Records that describe figures
--- start ---
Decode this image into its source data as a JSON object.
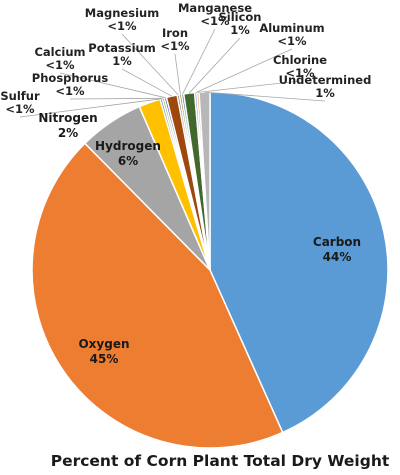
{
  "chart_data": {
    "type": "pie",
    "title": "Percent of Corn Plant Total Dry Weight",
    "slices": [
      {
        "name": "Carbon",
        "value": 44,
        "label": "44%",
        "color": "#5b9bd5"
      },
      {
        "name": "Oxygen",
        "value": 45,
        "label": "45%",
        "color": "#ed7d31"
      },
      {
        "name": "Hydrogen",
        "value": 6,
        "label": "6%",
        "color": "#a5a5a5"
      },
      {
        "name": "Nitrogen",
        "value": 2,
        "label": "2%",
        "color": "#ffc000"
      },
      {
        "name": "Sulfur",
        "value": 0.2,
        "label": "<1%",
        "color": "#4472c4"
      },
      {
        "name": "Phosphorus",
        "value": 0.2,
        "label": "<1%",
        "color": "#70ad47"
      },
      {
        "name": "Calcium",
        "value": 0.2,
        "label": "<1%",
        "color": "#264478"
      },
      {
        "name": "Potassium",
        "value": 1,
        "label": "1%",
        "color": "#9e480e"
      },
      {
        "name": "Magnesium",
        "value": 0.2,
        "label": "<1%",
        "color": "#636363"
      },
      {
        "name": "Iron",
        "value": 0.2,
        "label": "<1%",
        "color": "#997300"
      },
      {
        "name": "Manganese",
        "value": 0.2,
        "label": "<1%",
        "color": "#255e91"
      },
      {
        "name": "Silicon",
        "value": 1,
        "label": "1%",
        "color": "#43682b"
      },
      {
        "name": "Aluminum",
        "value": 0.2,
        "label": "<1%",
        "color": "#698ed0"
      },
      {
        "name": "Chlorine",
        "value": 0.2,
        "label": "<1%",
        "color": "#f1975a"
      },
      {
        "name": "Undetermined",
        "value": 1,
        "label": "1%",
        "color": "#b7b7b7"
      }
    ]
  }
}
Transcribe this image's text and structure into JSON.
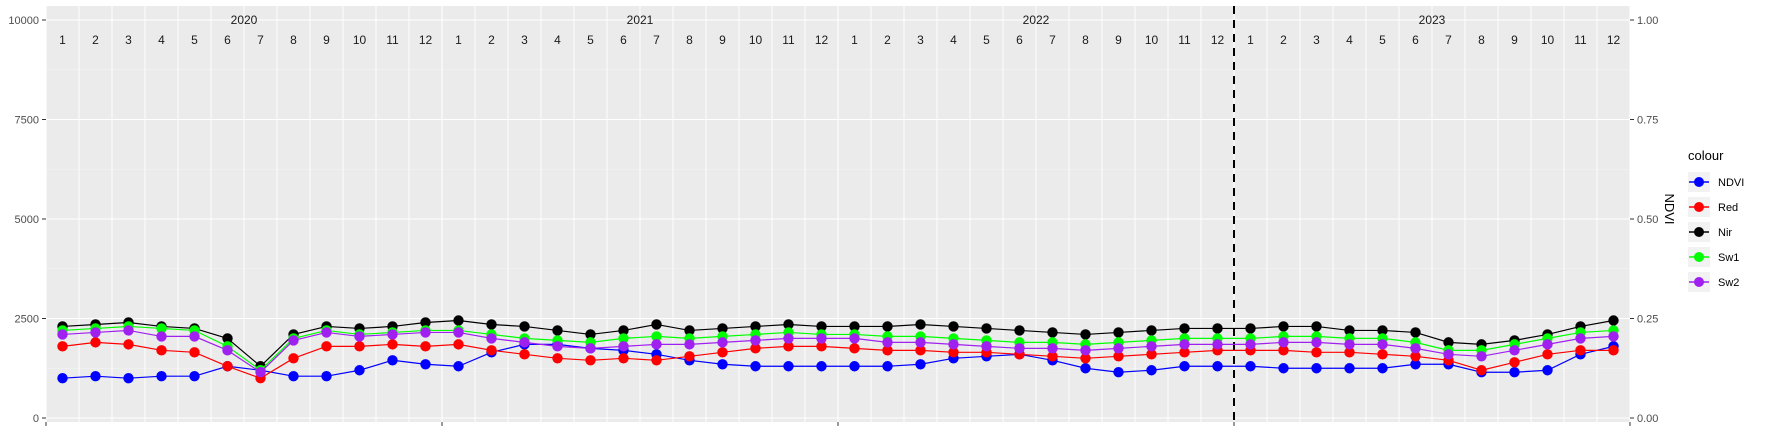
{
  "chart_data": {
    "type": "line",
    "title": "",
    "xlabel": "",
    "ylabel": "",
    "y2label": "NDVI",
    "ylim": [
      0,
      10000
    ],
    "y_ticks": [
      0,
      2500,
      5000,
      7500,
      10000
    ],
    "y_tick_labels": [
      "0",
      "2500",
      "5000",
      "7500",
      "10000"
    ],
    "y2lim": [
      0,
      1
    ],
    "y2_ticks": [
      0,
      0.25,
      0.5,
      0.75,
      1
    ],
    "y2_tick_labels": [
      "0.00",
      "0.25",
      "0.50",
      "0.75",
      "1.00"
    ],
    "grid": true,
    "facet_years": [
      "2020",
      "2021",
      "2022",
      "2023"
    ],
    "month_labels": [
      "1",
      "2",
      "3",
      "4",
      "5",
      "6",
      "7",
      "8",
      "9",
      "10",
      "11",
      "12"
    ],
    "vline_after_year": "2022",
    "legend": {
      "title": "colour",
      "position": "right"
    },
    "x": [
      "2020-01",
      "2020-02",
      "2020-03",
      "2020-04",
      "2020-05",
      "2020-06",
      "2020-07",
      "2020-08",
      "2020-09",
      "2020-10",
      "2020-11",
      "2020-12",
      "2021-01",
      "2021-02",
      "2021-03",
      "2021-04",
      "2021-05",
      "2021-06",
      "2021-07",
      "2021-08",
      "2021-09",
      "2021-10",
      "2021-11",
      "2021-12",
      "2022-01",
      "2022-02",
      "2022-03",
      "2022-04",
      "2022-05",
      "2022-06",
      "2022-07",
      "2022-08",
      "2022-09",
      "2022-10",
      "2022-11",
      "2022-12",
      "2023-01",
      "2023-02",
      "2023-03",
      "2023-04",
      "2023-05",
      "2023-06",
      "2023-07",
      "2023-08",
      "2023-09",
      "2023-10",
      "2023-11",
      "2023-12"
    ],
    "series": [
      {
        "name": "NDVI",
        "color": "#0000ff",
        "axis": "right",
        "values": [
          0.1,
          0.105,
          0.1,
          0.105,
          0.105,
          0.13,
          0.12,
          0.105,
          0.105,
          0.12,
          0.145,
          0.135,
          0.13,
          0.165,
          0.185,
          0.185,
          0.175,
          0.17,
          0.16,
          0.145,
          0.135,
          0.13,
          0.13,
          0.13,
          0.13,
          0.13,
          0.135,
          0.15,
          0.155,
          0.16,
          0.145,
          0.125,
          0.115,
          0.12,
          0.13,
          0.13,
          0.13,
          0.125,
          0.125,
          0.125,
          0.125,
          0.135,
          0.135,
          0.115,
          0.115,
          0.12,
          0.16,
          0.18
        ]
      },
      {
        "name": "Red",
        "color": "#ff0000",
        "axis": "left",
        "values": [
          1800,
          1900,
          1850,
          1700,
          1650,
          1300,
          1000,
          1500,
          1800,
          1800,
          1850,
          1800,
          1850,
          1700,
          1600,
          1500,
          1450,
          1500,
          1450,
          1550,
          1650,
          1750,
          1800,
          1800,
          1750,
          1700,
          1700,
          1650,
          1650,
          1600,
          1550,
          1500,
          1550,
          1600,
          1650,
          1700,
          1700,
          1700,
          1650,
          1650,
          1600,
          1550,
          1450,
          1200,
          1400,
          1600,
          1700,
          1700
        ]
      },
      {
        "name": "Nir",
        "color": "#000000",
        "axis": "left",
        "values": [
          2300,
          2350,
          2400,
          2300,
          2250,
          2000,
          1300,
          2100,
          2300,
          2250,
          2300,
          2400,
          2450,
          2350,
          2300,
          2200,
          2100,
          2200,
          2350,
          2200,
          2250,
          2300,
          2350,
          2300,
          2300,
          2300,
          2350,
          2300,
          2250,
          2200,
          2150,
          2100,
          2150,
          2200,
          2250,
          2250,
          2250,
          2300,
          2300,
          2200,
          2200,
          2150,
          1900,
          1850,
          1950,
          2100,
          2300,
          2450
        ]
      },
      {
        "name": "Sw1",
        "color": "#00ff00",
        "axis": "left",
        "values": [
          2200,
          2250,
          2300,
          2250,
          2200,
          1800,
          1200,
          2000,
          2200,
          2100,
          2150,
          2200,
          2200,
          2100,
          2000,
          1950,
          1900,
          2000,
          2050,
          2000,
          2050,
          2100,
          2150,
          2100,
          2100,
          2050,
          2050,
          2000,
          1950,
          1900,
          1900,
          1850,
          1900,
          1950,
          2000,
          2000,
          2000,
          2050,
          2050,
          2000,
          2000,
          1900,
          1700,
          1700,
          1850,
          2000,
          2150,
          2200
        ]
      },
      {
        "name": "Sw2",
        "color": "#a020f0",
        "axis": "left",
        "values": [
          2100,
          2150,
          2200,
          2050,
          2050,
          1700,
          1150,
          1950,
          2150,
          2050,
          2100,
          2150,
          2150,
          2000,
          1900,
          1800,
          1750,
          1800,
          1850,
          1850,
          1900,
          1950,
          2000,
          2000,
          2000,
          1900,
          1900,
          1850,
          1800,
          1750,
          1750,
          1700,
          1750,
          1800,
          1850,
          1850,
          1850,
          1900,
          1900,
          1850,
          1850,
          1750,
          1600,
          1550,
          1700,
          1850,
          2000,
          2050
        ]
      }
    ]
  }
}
--- end ---
AIM — Print all of the entries word for word. Skip any images they contain.

OUTPUT —
Decode this image into its source data as a JSON object.
{
  "chart_data": {
    "type": "pie",
    "title": "Percent of Corn Plant Total Dry Weight",
    "slices": [
      {
        "name": "Carbon",
        "value": 44,
        "label": "44%",
        "color": "#5b9bd5"
      },
      {
        "name": "Oxygen",
        "value": 45,
        "label": "45%",
        "color": "#ed7d31"
      },
      {
        "name": "Hydrogen",
        "value": 6,
        "label": "6%",
        "color": "#a5a5a5"
      },
      {
        "name": "Nitrogen",
        "value": 2,
        "label": "2%",
        "color": "#ffc000"
      },
      {
        "name": "Sulfur",
        "value": 0.2,
        "label": "<1%",
        "color": "#4472c4"
      },
      {
        "name": "Phosphorus",
        "value": 0.2,
        "label": "<1%",
        "color": "#70ad47"
      },
      {
        "name": "Calcium",
        "value": 0.2,
        "label": "<1%",
        "color": "#264478"
      },
      {
        "name": "Potassium",
        "value": 1,
        "label": "1%",
        "color": "#9e480e"
      },
      {
        "name": "Magnesium",
        "value": 0.2,
        "label": "<1%",
        "color": "#636363"
      },
      {
        "name": "Iron",
        "value": 0.2,
        "label": "<1%",
        "color": "#997300"
      },
      {
        "name": "Manganese",
        "value": 0.2,
        "label": "<1%",
        "color": "#255e91"
      },
      {
        "name": "Silicon",
        "value": 1,
        "label": "1%",
        "color": "#43682b"
      },
      {
        "name": "Aluminum",
        "value": 0.2,
        "label": "<1%",
        "color": "#698ed0"
      },
      {
        "name": "Chlorine",
        "value": 0.2,
        "label": "<1%",
        "color": "#f1975a"
      },
      {
        "name": "Undetermined",
        "value": 1,
        "label": "1%",
        "color": "#b7b7b7"
      }
    ]
  }
}
Transcribe this image's text and structure into JSON.
{
  "chart_data": {
    "type": "line",
    "title": "",
    "xlabel": "",
    "ylabel": "",
    "y2label": "NDVI",
    "ylim": [
      0,
      10000
    ],
    "y_ticks": [
      0,
      2500,
      5000,
      7500,
      10000
    ],
    "y_tick_labels": [
      "0",
      "2500",
      "5000",
      "7500",
      "10000"
    ],
    "y2lim": [
      0,
      1
    ],
    "y2_ticks": [
      0,
      0.25,
      0.5,
      0.75,
      1
    ],
    "y2_tick_labels": [
      "0.00",
      "0.25",
      "0.50",
      "0.75",
      "1.00"
    ],
    "grid": true,
    "facet_years": [
      "2020",
      "2021",
      "2022",
      "2023"
    ],
    "month_labels": [
      "1",
      "2",
      "3",
      "4",
      "5",
      "6",
      "7",
      "8",
      "9",
      "10",
      "11",
      "12"
    ],
    "vline_after_year": "2022",
    "legend": {
      "title": "colour",
      "position": "right"
    },
    "x": [
      "2020-01",
      "2020-02",
      "2020-03",
      "2020-04",
      "2020-05",
      "2020-06",
      "2020-07",
      "2020-08",
      "2020-09",
      "2020-10",
      "2020-11",
      "2020-12",
      "2021-01",
      "2021-02",
      "2021-03",
      "2021-04",
      "2021-05",
      "2021-06",
      "2021-07",
      "2021-08",
      "2021-09",
      "2021-10",
      "2021-11",
      "2021-12",
      "2022-01",
      "2022-02",
      "2022-03",
      "2022-04",
      "2022-05",
      "2022-06",
      "2022-07",
      "2022-08",
      "2022-09",
      "2022-10",
      "2022-11",
      "2022-12",
      "2023-01",
      "2023-02",
      "2023-03",
      "2023-04",
      "2023-05",
      "2023-06",
      "2023-07",
      "2023-08",
      "2023-09",
      "2023-10",
      "2023-11",
      "2023-12"
    ],
    "series": [
      {
        "name": "NDVI",
        "color": "#0000ff",
        "axis": "right",
        "values": [
          0.1,
          0.105,
          0.1,
          0.105,
          0.105,
          0.13,
          0.12,
          0.105,
          0.105,
          0.12,
          0.145,
          0.135,
          0.13,
          0.165,
          0.185,
          0.185,
          0.175,
          0.17,
          0.16,
          0.145,
          0.135,
          0.13,
          0.13,
          0.13,
          0.13,
          0.13,
          0.135,
          0.15,
          0.155,
          0.16,
          0.145,
          0.125,
          0.115,
          0.12,
          0.13,
          0.13,
          0.13,
          0.125,
          0.125,
          0.125,
          0.125,
          0.135,
          0.135,
          0.115,
          0.115,
          0.12,
          0.16,
          0.18
        ]
      },
      {
        "name": "Red",
        "color": "#ff0000",
        "axis": "left",
        "values": [
          1800,
          1900,
          1850,
          1700,
          1650,
          1300,
          1000,
          1500,
          1800,
          1800,
          1850,
          1800,
          1850,
          1700,
          1600,
          1500,
          1450,
          1500,
          1450,
          1550,
          1650,
          1750,
          1800,
          1800,
          1750,
          1700,
          1700,
          1650,
          1650,
          1600,
          1550,
          1500,
          1550,
          1600,
          1650,
          1700,
          1700,
          1700,
          1650,
          1650,
          1600,
          1550,
          1450,
          1200,
          1400,
          1600,
          1700,
          1700
        ]
      },
      {
        "name": "Nir",
        "color": "#000000",
        "axis": "left",
        "values": [
          2300,
          2350,
          2400,
          2300,
          2250,
          2000,
          1300,
          2100,
          2300,
          2250,
          2300,
          2400,
          2450,
          2350,
          2300,
          2200,
          2100,
          2200,
          2350,
          2200,
          2250,
          2300,
          2350,
          2300,
          2300,
          2300,
          2350,
          2300,
          2250,
          2200,
          2150,
          2100,
          2150,
          2200,
          2250,
          2250,
          2250,
          2300,
          2300,
          2200,
          2200,
          2150,
          1900,
          1850,
          1950,
          2100,
          2300,
          2450
        ]
      },
      {
        "name": "Sw1",
        "color": "#00ff00",
        "axis": "left",
        "values": [
          2200,
          2250,
          2300,
          2250,
          2200,
          1800,
          1200,
          2000,
          2200,
          2100,
          2150,
          2200,
          2200,
          2100,
          2000,
          1950,
          1900,
          2000,
          2050,
          2000,
          2050,
          2100,
          2150,
          2100,
          2100,
          2050,
          2050,
          2000,
          1950,
          1900,
          1900,
          1850,
          1900,
          1950,
          2000,
          2000,
          2000,
          2050,
          2050,
          2000,
          2000,
          1900,
          1700,
          1700,
          1850,
          2000,
          2150,
          2200
        ]
      },
      {
        "name": "Sw2",
        "color": "#a020f0",
        "axis": "left",
        "values": [
          2100,
          2150,
          2200,
          2050,
          2050,
          1700,
          1150,
          1950,
          2150,
          2050,
          2100,
          2150,
          2150,
          2000,
          1900,
          1800,
          1750,
          1800,
          1850,
          1850,
          1900,
          1950,
          2000,
          2000,
          2000,
          1900,
          1900,
          1850,
          1800,
          1750,
          1750,
          1700,
          1750,
          1800,
          1850,
          1850,
          1850,
          1900,
          1900,
          1850,
          1850,
          1750,
          1600,
          1550,
          1700,
          1850,
          2000,
          2050
        ]
      }
    ]
  }
}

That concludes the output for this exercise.